Element boundary records:
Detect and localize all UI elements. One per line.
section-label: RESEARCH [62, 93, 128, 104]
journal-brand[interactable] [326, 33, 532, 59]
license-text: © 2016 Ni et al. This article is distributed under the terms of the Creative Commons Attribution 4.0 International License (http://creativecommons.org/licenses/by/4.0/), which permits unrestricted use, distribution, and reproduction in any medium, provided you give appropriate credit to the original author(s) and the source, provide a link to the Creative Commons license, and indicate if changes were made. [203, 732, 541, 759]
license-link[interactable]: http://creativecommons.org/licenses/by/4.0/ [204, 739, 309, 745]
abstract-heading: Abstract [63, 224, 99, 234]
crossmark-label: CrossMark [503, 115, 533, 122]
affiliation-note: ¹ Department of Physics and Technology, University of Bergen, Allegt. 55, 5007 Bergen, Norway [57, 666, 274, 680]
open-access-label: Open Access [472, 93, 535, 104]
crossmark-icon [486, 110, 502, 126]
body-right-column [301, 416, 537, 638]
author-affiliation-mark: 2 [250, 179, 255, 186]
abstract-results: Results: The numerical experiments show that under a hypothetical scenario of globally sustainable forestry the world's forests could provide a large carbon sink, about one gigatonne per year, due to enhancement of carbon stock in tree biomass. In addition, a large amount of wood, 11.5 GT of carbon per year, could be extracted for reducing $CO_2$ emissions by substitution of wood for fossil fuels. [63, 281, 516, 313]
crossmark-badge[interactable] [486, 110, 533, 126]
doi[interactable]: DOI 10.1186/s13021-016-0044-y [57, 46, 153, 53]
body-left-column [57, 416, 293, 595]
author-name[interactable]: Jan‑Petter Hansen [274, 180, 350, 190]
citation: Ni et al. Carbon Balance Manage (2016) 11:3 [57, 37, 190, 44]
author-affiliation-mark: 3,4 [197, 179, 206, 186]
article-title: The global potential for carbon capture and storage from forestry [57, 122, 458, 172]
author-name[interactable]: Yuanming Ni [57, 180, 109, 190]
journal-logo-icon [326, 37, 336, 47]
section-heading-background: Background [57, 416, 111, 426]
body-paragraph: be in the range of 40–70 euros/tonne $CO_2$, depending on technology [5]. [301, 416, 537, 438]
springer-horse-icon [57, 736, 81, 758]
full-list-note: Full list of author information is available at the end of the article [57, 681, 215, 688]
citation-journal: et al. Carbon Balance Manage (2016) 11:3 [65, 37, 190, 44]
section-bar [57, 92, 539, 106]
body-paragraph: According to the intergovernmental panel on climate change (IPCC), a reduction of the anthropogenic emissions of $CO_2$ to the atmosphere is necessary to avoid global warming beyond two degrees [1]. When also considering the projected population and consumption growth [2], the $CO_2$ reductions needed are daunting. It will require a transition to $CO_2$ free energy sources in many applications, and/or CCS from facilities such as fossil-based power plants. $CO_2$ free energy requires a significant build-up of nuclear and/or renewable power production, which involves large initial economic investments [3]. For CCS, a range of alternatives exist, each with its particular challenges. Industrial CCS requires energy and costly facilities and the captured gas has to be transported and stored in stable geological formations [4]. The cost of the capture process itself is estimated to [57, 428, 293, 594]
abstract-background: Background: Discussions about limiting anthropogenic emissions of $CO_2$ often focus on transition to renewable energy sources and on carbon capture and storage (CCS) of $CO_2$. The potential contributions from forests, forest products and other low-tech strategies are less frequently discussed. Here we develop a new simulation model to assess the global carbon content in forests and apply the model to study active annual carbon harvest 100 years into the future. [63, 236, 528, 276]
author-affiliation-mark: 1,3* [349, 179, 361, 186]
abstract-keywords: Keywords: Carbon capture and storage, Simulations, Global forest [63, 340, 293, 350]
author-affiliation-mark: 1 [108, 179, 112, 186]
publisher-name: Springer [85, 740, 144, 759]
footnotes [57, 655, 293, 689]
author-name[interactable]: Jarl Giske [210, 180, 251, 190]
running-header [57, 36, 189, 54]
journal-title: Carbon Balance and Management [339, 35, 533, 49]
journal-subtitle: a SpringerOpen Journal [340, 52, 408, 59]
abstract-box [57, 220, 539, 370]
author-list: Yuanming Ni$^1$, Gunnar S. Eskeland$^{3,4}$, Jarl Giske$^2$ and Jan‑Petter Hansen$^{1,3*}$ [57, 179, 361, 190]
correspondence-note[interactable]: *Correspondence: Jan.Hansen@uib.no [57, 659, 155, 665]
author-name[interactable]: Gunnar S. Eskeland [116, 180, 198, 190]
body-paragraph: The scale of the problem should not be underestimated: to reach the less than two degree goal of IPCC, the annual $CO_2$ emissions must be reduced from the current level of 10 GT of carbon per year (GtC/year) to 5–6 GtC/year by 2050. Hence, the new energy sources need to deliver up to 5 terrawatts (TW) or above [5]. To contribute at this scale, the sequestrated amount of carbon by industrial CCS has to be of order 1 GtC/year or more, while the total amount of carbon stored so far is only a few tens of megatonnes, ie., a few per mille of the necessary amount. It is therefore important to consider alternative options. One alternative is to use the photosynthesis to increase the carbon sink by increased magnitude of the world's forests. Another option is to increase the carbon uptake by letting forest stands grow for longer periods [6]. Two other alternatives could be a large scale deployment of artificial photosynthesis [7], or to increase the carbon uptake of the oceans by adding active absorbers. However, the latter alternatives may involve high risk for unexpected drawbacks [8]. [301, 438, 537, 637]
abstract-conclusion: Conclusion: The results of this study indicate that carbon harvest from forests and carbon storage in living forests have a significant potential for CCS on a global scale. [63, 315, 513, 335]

- [Objective] Copy out every line of the records above, character for character, with nothing changed.

- [Expected answer]
Detect and localize all UI elements. One per line.
section-label: RESEARCH [62, 93, 128, 104]
journal-brand[interactable] [326, 33, 532, 59]
license-text: © 2016 Ni et al. This article is distributed under the terms of the Creative Commons Attribution 4.0 International License (http://creativecommons.org/licenses/by/4.0/), which permits unrestricted use, distribution, and reproduction in any medium, provided you give appropriate credit to the original author(s) and the source, provide a link to the Creative Commons license, and indicate if changes were made. [203, 732, 541, 759]
license-link[interactable]: http://creativecommons.org/licenses/by/4.0/ [204, 739, 309, 745]
abstract-heading: Abstract [63, 224, 99, 234]
crossmark-label: CrossMark [503, 115, 533, 122]
affiliation-note: ¹ Department of Physics and Technology, University of Bergen, Allegt. 55, 5007 Bergen, Norway [57, 666, 274, 680]
open-access-label: Open Access [472, 93, 535, 104]
crossmark-icon [486, 110, 502, 126]
body-right-column [301, 416, 537, 638]
author-affiliation-mark: 2 [250, 179, 255, 186]
abstract-results: Results: The numerical experiments show that under a hypothetical scenario of globally sustainable forestry the world's forests could provide a large carbon sink, about one gigatonne per year, due to enhancement of carbon stock in tree biomass. In addition, a large amount of wood, 11.5 GT of carbon per year, could be extracted for reducing $CO_2$ emissions by substitution of wood for fossil fuels. [63, 281, 516, 313]
crossmark-badge[interactable] [486, 110, 533, 126]
doi[interactable]: DOI 10.1186/s13021-016-0044-y [57, 46, 153, 53]
body-left-column [57, 416, 293, 595]
author-name[interactable]: Jan‑Petter Hansen [274, 180, 350, 190]
citation: Ni et al. Carbon Balance Manage (2016) 11:3 [57, 37, 190, 44]
author-affiliation-mark: 3,4 [197, 179, 206, 186]
article-title: The global potential for carbon capture and storage from forestry [57, 122, 458, 172]
author-name[interactable]: Yuanming Ni [57, 180, 109, 190]
journal-logo-icon [326, 37, 336, 47]
section-heading-background: Background [57, 416, 111, 426]
body-paragraph: be in the range of 40–70 euros/tonne $CO_2$, depending on technology [5]. [301, 416, 537, 438]
springer-horse-icon [57, 736, 81, 758]
full-list-note: Full list of author information is available at the end of the article [57, 681, 215, 688]
citation-journal: et al. Carbon Balance Manage (2016) 11:3 [65, 37, 190, 44]
section-bar [57, 92, 539, 106]
body-paragraph: According to the intergovernmental panel on climate change (IPCC), a reduction of the anthropogenic emissions of $CO_2$ to the atmosphere is necessary to avoid global warming beyond two degrees [1]. When also considering the projected population and consumption growth [2], the $CO_2$ reductions needed are daunting. It will require a transition to $CO_2$ free energy sources in many applications, and/or CCS from facilities such as fossil-based power plants. $CO_2$ free energy requires a significant build-up of nuclear and/or renewable power production, which involves large initial economic investments [3]. For CCS, a range of alternatives exist, each with its particular challenges. Industrial CCS requires energy and costly facilities and the captured gas has to be transported and stored in stable geological formations [4]. The cost of the capture process itself is estimated to [57, 428, 293, 594]
abstract-background: Background: Discussions about limiting anthropogenic emissions of $CO_2$ often focus on transition to renewable energy sources and on carbon capture and storage (CCS) of $CO_2$. The potential contributions from forests, forest products and other low-tech strategies are less frequently discussed. Here we develop a new simulation model to assess the global carbon content in forests and apply the model to study active annual carbon harvest 100 years into the future. [63, 236, 528, 276]
author-affiliation-mark: 1,3* [349, 179, 361, 186]
abstract-keywords: Keywords: Carbon capture and storage, Simulations, Global forest [63, 340, 293, 350]
author-affiliation-mark: 1 [108, 179, 112, 186]
publisher-name: Springer [85, 740, 144, 759]
footnotes [57, 655, 293, 689]
author-name[interactable]: Jarl Giske [210, 180, 251, 190]
running-header [57, 36, 189, 54]
journal-title: Carbon Balance and Management [339, 35, 533, 49]
journal-subtitle: a SpringerOpen Journal [340, 52, 408, 59]
abstract-box [57, 220, 539, 370]
author-list: Yuanming Ni$^1$, Gunnar S. Eskeland$^{3,4}$, Jarl Giske$^2$ and Jan‑Petter Hansen$^{1,3*}$ [57, 179, 361, 190]
correspondence-note[interactable]: *Correspondence: Jan.Hansen@uib.no [57, 659, 155, 665]
author-name[interactable]: Gunnar S. Eskeland [116, 180, 198, 190]
body-paragraph: The scale of the problem should not be underestimated: to reach the less than two degree goal of IPCC, the annual $CO_2$ emissions must be reduced from the current level of 10 GT of carbon per year (GtC/year) to 5–6 GtC/year by 2050. Hence, the new energy sources need to deliver up to 5 terrawatts (TW) or above [5]. To contribute at this scale, the sequestrated amount of carbon by industrial CCS has to be of order 1 GtC/year or more, while the total amount of carbon stored so far is only a few tens of megatonnes, ie., a few per mille of the necessary amount. It is therefore important to consider alternative options. One alternative is to use the photosynthesis to increase the carbon sink by increased magnitude of the world's forests. Another option is to increase the carbon uptake by letting forest stands grow for longer periods [6]. Two other alternatives could be a large scale deployment of artificial photosynthesis [7], or to increase the carbon uptake of the oceans by adding active absorbers. However, the latter alternatives may involve high risk for unexpected drawbacks [8]. [301, 438, 537, 637]
abstract-conclusion: Conclusion: The results of this study indicate that carbon harvest from forests and carbon storage in living forests have a significant potential for CCS on a global scale. [63, 315, 513, 335]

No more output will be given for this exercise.